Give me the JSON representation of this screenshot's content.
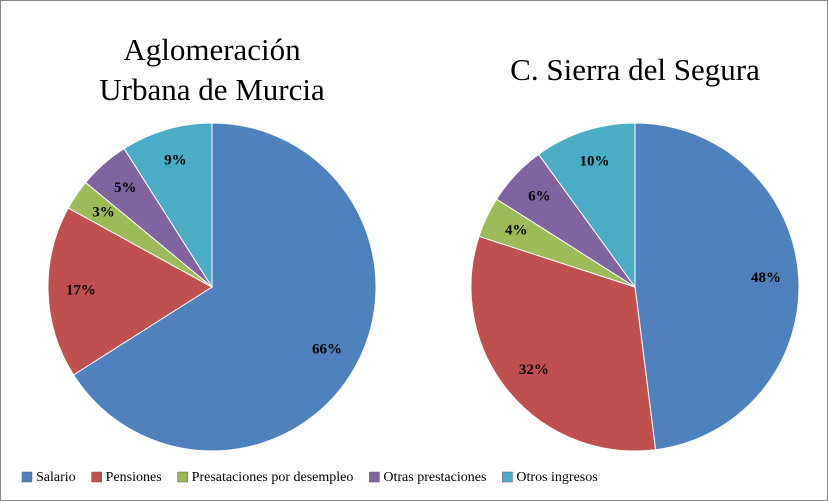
{
  "categories": [
    "Salario",
    "Pensiones",
    "Presataciones por desempleo",
    "Otras prestaciones",
    "Otros ingresos"
  ],
  "colors": [
    "#4f81bd",
    "#c0504d",
    "#9bbb59",
    "#8064a2",
    "#4bacc6"
  ],
  "chart_data": [
    {
      "type": "pie",
      "title": [
        "Aglomeración",
        "Urbana de Murcia"
      ],
      "values": [
        66,
        17,
        3,
        5,
        9
      ],
      "value_labels": [
        "66%",
        "17%",
        "3%",
        "5%",
        "9%"
      ]
    },
    {
      "type": "pie",
      "title": [
        "C. Sierra del Segura"
      ],
      "values": [
        48,
        32,
        4,
        6,
        10
      ],
      "value_labels": [
        "48%",
        "32%",
        "4%",
        "6%",
        "10%"
      ]
    }
  ]
}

* **Given exercise**
Go through the material above and print all of it exactly, except the pictures.

* **Reply to the exercise**
Give me the JSON representation of this screenshot's content.
{
  "categories": [
    "Salario",
    "Pensiones",
    "Presataciones por desempleo",
    "Otras prestaciones",
    "Otros ingresos"
  ],
  "colors": [
    "#4f81bd",
    "#c0504d",
    "#9bbb59",
    "#8064a2",
    "#4bacc6"
  ],
  "chart_data": [
    {
      "type": "pie",
      "title": [
        "Aglomeración",
        "Urbana de Murcia"
      ],
      "values": [
        66,
        17,
        3,
        5,
        9
      ],
      "value_labels": [
        "66%",
        "17%",
        "3%",
        "5%",
        "9%"
      ]
    },
    {
      "type": "pie",
      "title": [
        "C. Sierra del Segura"
      ],
      "values": [
        48,
        32,
        4,
        6,
        10
      ],
      "value_labels": [
        "48%",
        "32%",
        "4%",
        "6%",
        "10%"
      ]
    }
  ]
}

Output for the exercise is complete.